* REQUIRED WORK *
Transcribe all of the material exactly, except for its pictures.
Start of DATA FOR THIS TASK
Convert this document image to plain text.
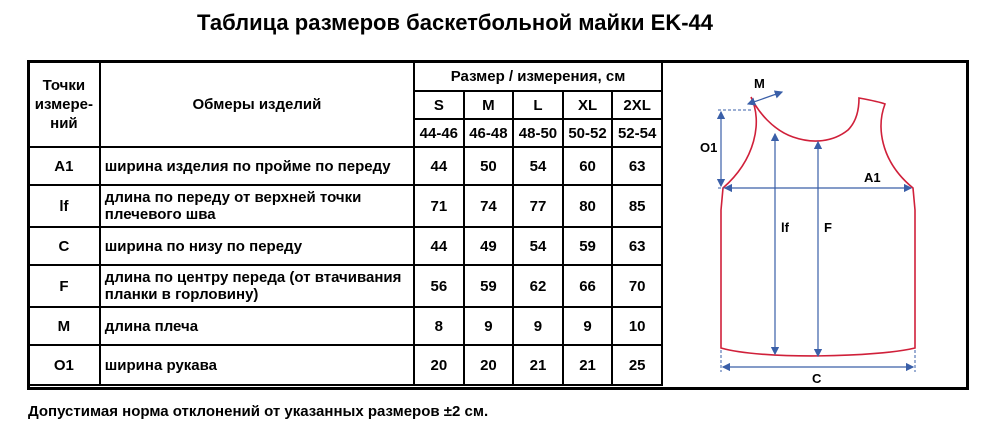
Таблица размеров баскетбольной майки EK-44
Точки измере-ний	Обмеры изделий	Размер / измерения, см				
		S	M	L	XL	2XL
		44-46	46-48	48-50	50-52	52-54
A1	ширина изделия по пройме по переду	44	50	54	60	63
lf	длина по переду от верхней точки плечевого шва	71	74	77	80	85
C	ширина по низу по переду	44	49	54	59	63
F	длина по центру переда (от втачивания планки в горловину)	56	59	62	66	70
M	длина плеча	8	9	9	9	10
O1	ширина рукава	20	20	21	21	25
M
O1
A1
lf	F
C
Допустимая норма отклонений от указанных размеров ±2 см.
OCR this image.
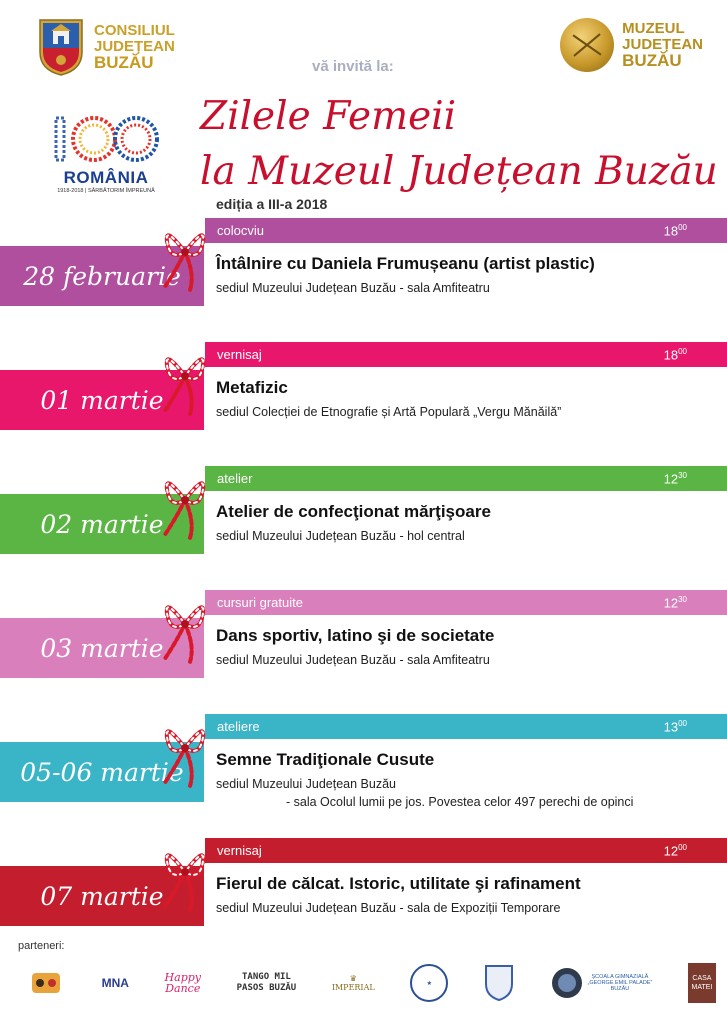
CONSILIUL
JUDEȚEAN
BUZĂU
MUZEUL
JUDEȚEAN
BUZĂU
vă invită la:
100
ROMÂNIA
1918-2018 | SĂRBĂTORIM ÎMPREUNĂ
Zilele Femeii
la Muzeul Județean Buzău
ediția a III-a 2018
colocviu	$18^{00}$
28 februarie	Întâlnire cu Daniela Frumușeanu (artist plastic)
sediul Muzeului Județean Buzău - sala Amfiteatru
vernisaj	$18^{00}$
01 martie	Metafizic
sediul Colecției de Etnografie și Artă Populară „Vergu Mănăilă”
atelier	$12^{30}$
02 martie	Atelier de confecţionat mărţişoare
sediul Muzeului Județean Buzău - hol central
cursuri gratuite	$12^{30}$
03 martie	Dans sportiv, latino şi de societate
sediul Muzeului Județean Buzău - sala Amfiteatru
ateliere	$13^{00}$
05-06 martie	Semne Tradiţionale Cusute
sediul Muzeului Județean Buzău
- sala Ocolul lumii pe jos. Povestea celor 497 perechi de opinci
vernisaj	$12^{00}$
07 martie	Fierul de călcat. Istoric, utilitate şi rafinament
sediul Muzeului Județean Buzău - sala de Expoziții Temporare
parteneri:
MNA	Happy
Dance
TANGO MIL
PASOS BUZĂU
♛
IMPERIAL	★
ȘCOALA GIMNAZIALĂ
„GEORGE EMIL PALADE”
BUZĂU
CASA
MATEI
End of DATA FOR THIS TASK
* RIGHT ANSWER *
Convert this document image to plain text.
Таблица размеров баскетбольной майки EK-44
Точки измере-ний	Обмеры изделий	Размер / измерения, см				
		S	M	L	XL	2XL
		44-46	46-48	48-50	50-52	52-54
A1	ширина изделия по пройме по переду	44	50	54	60	63
lf	длина по переду от верхней точки плечевого шва	71	74	77	80	85
C	ширина по низу по переду	44	49	54	59	63
F	длина по центру переда (от втачивания планки в горловину)	56	59	62	66	70
M	длина плеча	8	9	9	9	10
O1	ширина рукава	20	20	21	21	25
M
O1
A1
lf	F
C
Допустимая норма отклонений от указанных размеров ±2 см.
OCR this image.
CONSILIUL
JUDEȚEAN
BUZĂU
MUZEUL
JUDEȚEAN
BUZĂU
vă invită la:
100
ROMÂNIA
1918-2018 | SĂRBĂTORIM ÎMPREUNĂ
Zilele Femeii
la Muzeul Județean Buzău
ediția a III-a 2018
colocviu	$18^{00}$
28 februarie	Întâlnire cu Daniela Frumușeanu (artist plastic)
sediul Muzeului Județean Buzău - sala Amfiteatru
vernisaj	$18^{00}$
01 martie	Metafizic
sediul Colecției de Etnografie și Artă Populară „Vergu Mănăilă”
atelier	$12^{30}$
02 martie	Atelier de confecţionat mărţişoare
sediul Muzeului Județean Buzău - hol central
cursuri gratuite	$12^{30}$
03 martie	Dans sportiv, latino şi de societate
sediul Muzeului Județean Buzău - sala Amfiteatru
ateliere	$13^{00}$
05-06 martie	Semne Tradiţionale Cusute
sediul Muzeului Județean Buzău
- sala Ocolul lumii pe jos. Povestea celor 497 perechi de opinci
vernisaj	$12^{00}$
07 martie	Fierul de călcat. Istoric, utilitate şi rafinament
sediul Muzeului Județean Buzău - sala de Expoziții Temporare
parteneri:
MNA	Happy
Dance
TANGO MIL
PASOS BUZĂU
♛
IMPERIAL	★
ȘCOALA GIMNAZIALĂ
„GEORGE EMIL PALADE”
BUZĂU
CASA
MATEI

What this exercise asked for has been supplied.